Figure collection entries

________________

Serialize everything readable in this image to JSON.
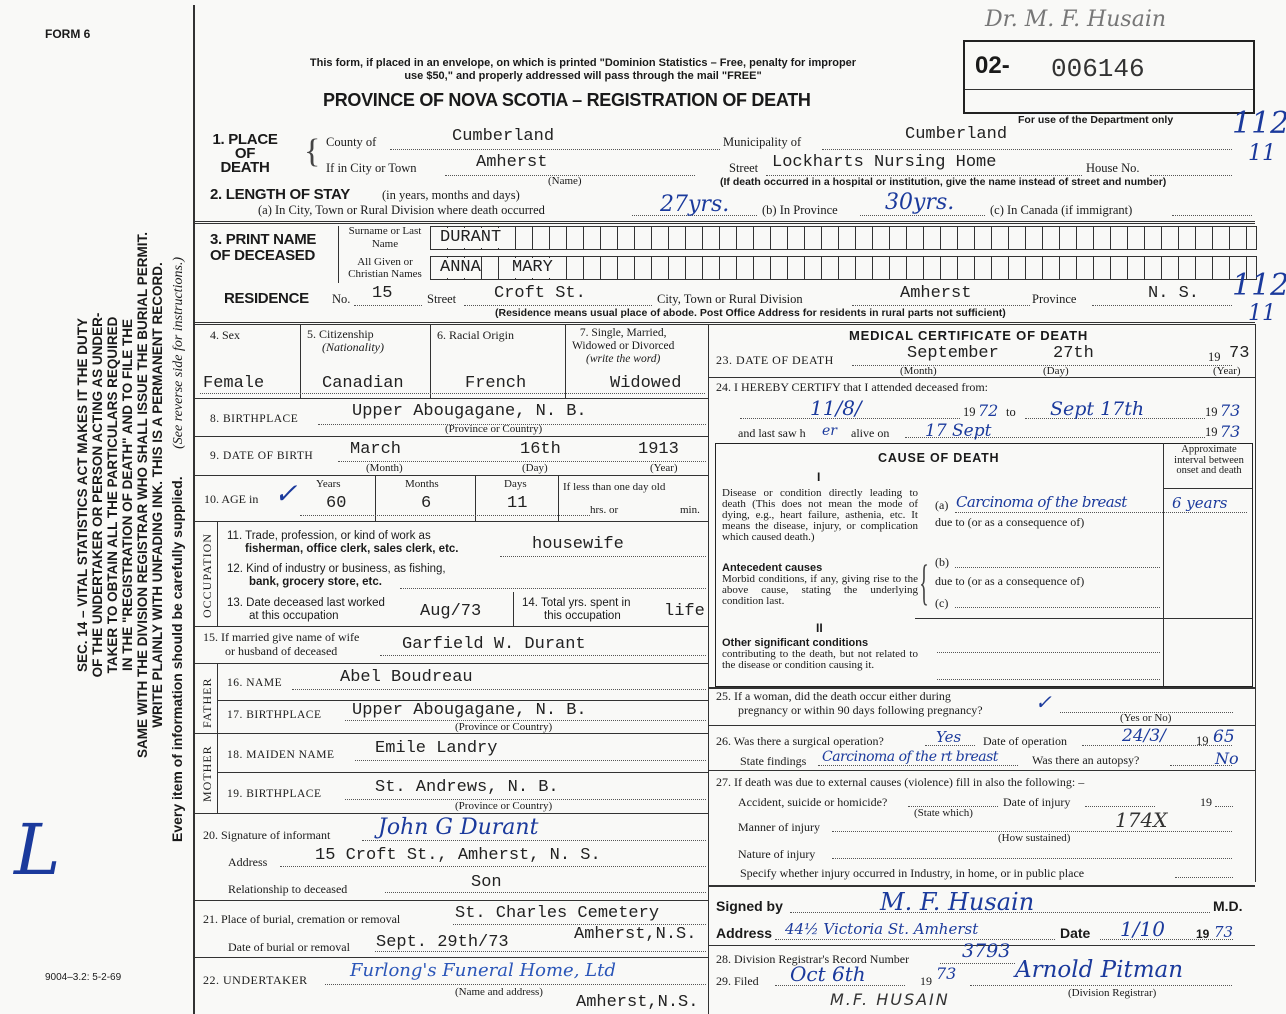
{
  "form_number": "FORM 6",
  "header": {
    "notice_line1": "This form, if placed in an envelope, on which is printed \"Dominion Statistics – Free, penalty for improper",
    "notice_line2": "use $50,\" and properly addressed will pass through the mail \"FREE\"",
    "title": "PROVINCE OF NOVA SCOTIA – REGISTRATION OF DEATH",
    "reg_prefix": "02-",
    "reg_number": "006146",
    "dept_only": "For use of the Department only",
    "top_handwritten": "Dr. M. F. Husain",
    "margin_code1": "112",
    "margin_code2": "11"
  },
  "sidebar": {
    "line1": "SEC. 14 – VITAL STATISTICS ACT MAKES IT THE DUTY",
    "line2": "OF THE UNDERTAKER OR PERSON ACTING AS UNDER-",
    "line3": "TAKER TO OBTAIN ALL THE PARTICULARS REQUIRED",
    "line4": "IN THE \"REGISTRATION OF DEATH\" AND TO FILE THE",
    "line5": "SAME WITH THE DIVISION REGISTRAR WHO SHALL ISSUE THE BURIAL PERMIT.",
    "line6": "WRITE PLAINLY WITH UNFADING INK. THIS IS A PERMANENT RECORD.",
    "line7": "Every item of information should be carefully supplied.",
    "line8": "(See reverse side for instructions.)",
    "handwritten_initial": "L",
    "form_code": "9004–3.2: 5-2-69"
  },
  "place_of_death": {
    "label": "1. PLACE OF DEATH",
    "county_label": "County of",
    "county": "Cumberland",
    "municipality_label": "Municipality of",
    "municipality": "Cumberland",
    "city_label": "If in City or Town",
    "city": "Amherst",
    "name_note": "(Name)",
    "street_label": "Street",
    "street": "Lockharts Nursing Home",
    "house_label": "House No.",
    "institution_note": "(If death occurred in a hospital or institution, give the name instead of street and number)"
  },
  "length_of_stay": {
    "label": "2. LENGTH OF STAY",
    "sub": "(in years, months and days)",
    "a_label": "(a) In City, Town or Rural Division where death occurred",
    "a_value": "27yrs.",
    "b_label": "(b) In Province",
    "b_value": "30yrs.",
    "c_label": "(c) In Canada (if immigrant)"
  },
  "name": {
    "label": "3. PRINT NAME OF DECEASED",
    "surname_label": "Surname or Last Name",
    "surname": "DURANT",
    "given_label": "All Given or Christian Names",
    "given1": "ANNA",
    "given2": "MARY"
  },
  "residence": {
    "label": "RESIDENCE",
    "no_label": "No.",
    "no": "15",
    "street_label": "Street",
    "street": "Croft St.",
    "city_label": "City, Town or Rural Division",
    "city": "Amherst",
    "province_label": "Province",
    "province": "N. S.",
    "note": "(Residence means usual place of abode. Post Office Address for residents in rural parts not sufficient)"
  },
  "personal": {
    "sex_label": "4. Sex",
    "sex": "Female",
    "citizenship_label": "5. Citizenship",
    "citizenship_sub": "(Nationality)",
    "citizenship": "Canadian",
    "racial_label": "6. Racial Origin",
    "racial": "French",
    "marital_label1": "7. Single, Married,",
    "marital_label2": "Widowed or Divorced",
    "marital_sub": "(write the word)",
    "marital": "Widowed",
    "birthplace_label": "8. BIRTHPLACE",
    "birthplace": "Upper Abougagane, N. B.",
    "province_note": "(Province or Country)",
    "dob_label": "9. DATE OF BIRTH",
    "dob_month": "March",
    "dob_day": "16th",
    "dob_year": "1913",
    "month_note": "(Month)",
    "day_note": "(Day)",
    "year_note": "(Year)",
    "age_label": "10. AGE in",
    "years_label": "Years",
    "years": "60",
    "months_label": "Months",
    "months": "6",
    "days_label": "Days",
    "days": "11",
    "less_day": "If less than one day old",
    "hrs": "hrs. or",
    "min": "min."
  },
  "occupation": {
    "side_label": "OCCUPATION",
    "q11a": "11. Trade, profession, or kind of work as",
    "q11b": "fisherman, office clerk, sales clerk, etc.",
    "trade": "housewife",
    "q12a": "12. Kind of industry or business, as fishing,",
    "q12b": "bank, grocery store, etc.",
    "q13a": "13. Date deceased last worked",
    "q13b": "at this occupation",
    "last_worked": "Aug/73",
    "q14a": "14. Total yrs. spent in",
    "q14b": "this occupation",
    "total_years": "life"
  },
  "spouse": {
    "q15a": "15. If married give name of wife",
    "q15b": "or husband of deceased",
    "name": "Garfield W. Durant"
  },
  "father": {
    "side_label": "FATHER",
    "name_label": "16. NAME",
    "name": "Abel Boudreau",
    "birthplace_label": "17. BIRTHPLACE",
    "birthplace": "Upper Abougagane, N. B.",
    "note": "(Province or Country)"
  },
  "mother": {
    "side_label": "MOTHER",
    "maiden_label": "18. MAIDEN NAME",
    "maiden": "Emile Landry",
    "birthplace_label": "19. BIRTHPLACE",
    "birthplace": "St. Andrews, N. B.",
    "note": "(Province or Country)"
  },
  "informant": {
    "sig_label": "20. Signature of informant",
    "signature": "John G Durant",
    "address_label": "Address",
    "address": "15 Croft St., Amherst, N. S.",
    "rel_label": "Relationship to deceased",
    "relationship": "Son"
  },
  "burial": {
    "place_label": "21. Place of burial, cremation or removal",
    "place": "St. Charles Cemetery",
    "place2": "Amherst,N.S.",
    "date_label": "Date of burial or removal",
    "date": "Sept. 29th/73"
  },
  "undertaker": {
    "label": "22. UNDERTAKER",
    "value": "Furlong's Funeral Home, Ltd",
    "note": "(Name and address)",
    "address": "Amherst,N.S."
  },
  "medical": {
    "title": "MEDICAL CERTIFICATE OF DEATH",
    "dod_label": "23. DATE OF DEATH",
    "dod_month": "September",
    "dod_day": "27th",
    "dod_century": "19",
    "dod_year": "73",
    "month_note": "(Month)",
    "day_note": "(Day)",
    "year_note": "(Year)",
    "certify": "24. I HEREBY CERTIFY that I attended deceased from:",
    "from": "11/8/",
    "from_year_prefix": "19",
    "from_year": "72",
    "to_label": "to",
    "to": "Sept 17th",
    "to_year_prefix": "19",
    "to_year": "73",
    "last_saw": "and last saw h",
    "last_saw_hw": "er",
    "alive_on": "alive on",
    "last_seen": "17 Sept",
    "last_year_prefix": "19",
    "last_year": "73"
  },
  "cause": {
    "title": "CAUSE OF DEATH",
    "interval_header": "Approximate interval between onset and death",
    "part1": "I",
    "direct_label": "Disease or condition directly leading to death (This does not mean the mode of dying, e.g., heart failure, asthenia, etc. It means the disease, injury, or complication which caused death.)",
    "a_label": "(a)",
    "a_value": "Carcinoma of the breast",
    "a_interval": "6 years",
    "due_to": "due to (or as a consequence of)",
    "antecedent_title": "Antecedent causes",
    "antecedent_text": "Morbid conditions, if any, giving rise to the above cause, stating the underlying condition last.",
    "b_label": "(b)",
    "c_label": "(c)",
    "part2": "II",
    "other_title": "Other significant conditions",
    "other_text": "contributing to the death, but not related to the disease or condition causing it."
  },
  "q25": {
    "line1": "25. If a woman, did the death occur either during",
    "line2": "pregnancy or within 90 days following pregnancy?",
    "note": "(Yes or No)"
  },
  "q26": {
    "line1": "26. Was there a surgical operation?",
    "operation": "Yes",
    "date_label": "Date of operation",
    "date": "24/3/",
    "year_prefix": "19",
    "year": "65",
    "findings_label": "State findings",
    "findings": "Carcinoma of the rt breast",
    "autopsy_label": "Was there an autopsy?",
    "autopsy": "No"
  },
  "q27": {
    "line1": "27. If death was due to external causes (violence) fill in also the following: –",
    "accident_label": "Accident, suicide or homicide?",
    "state_which": "(State which)",
    "injury_date_label": "Date of injury",
    "injury_year_prefix": "19",
    "manner_label": "Manner of injury",
    "manner_hw": "174X",
    "how": "(How sustained)",
    "nature_label": "Nature of injury",
    "specify": "Specify whether injury occurred in Industry, in home, or in public place"
  },
  "signature": {
    "signed_label": "Signed by",
    "signature": "M. F. Husain",
    "md": "M.D.",
    "address_label": "Address",
    "address": "44½ Victoria St. Amherst",
    "date_label": "Date",
    "date": "1/10",
    "year_prefix": "19",
    "year": "73"
  },
  "registrar": {
    "q28": "28. Division Registrar's Record Number",
    "record_number": "3793",
    "q29": "29. Filed",
    "filed": "Oct 6th",
    "filed_year_prefix": "19",
    "filed_year": "73",
    "registrar_signature": "Arnold Pitman",
    "registrar_note": "(Division Registrar)",
    "printed_name": "M.F. HUSAIN"
  },
  "colors": {
    "paper": "#f9f9f7",
    "ink_print": "#1a1a1a",
    "ink_handwritten": "#1b3a9c"
  }
}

________________

SHORT PROBLEM –
From the records above, copy every line that holds the word "means".

WRITTEN RESPONSE –
    "note": "(Residence means usual place of abode. Post Office Address for residents in rural parts not sufficient)"
    "direct_label": "Disease or condition directly leading to death (This does not mean the mode of dying, e.g., heart failure, asthenia, etc. It means the disease, injury, or complication which caused death.)",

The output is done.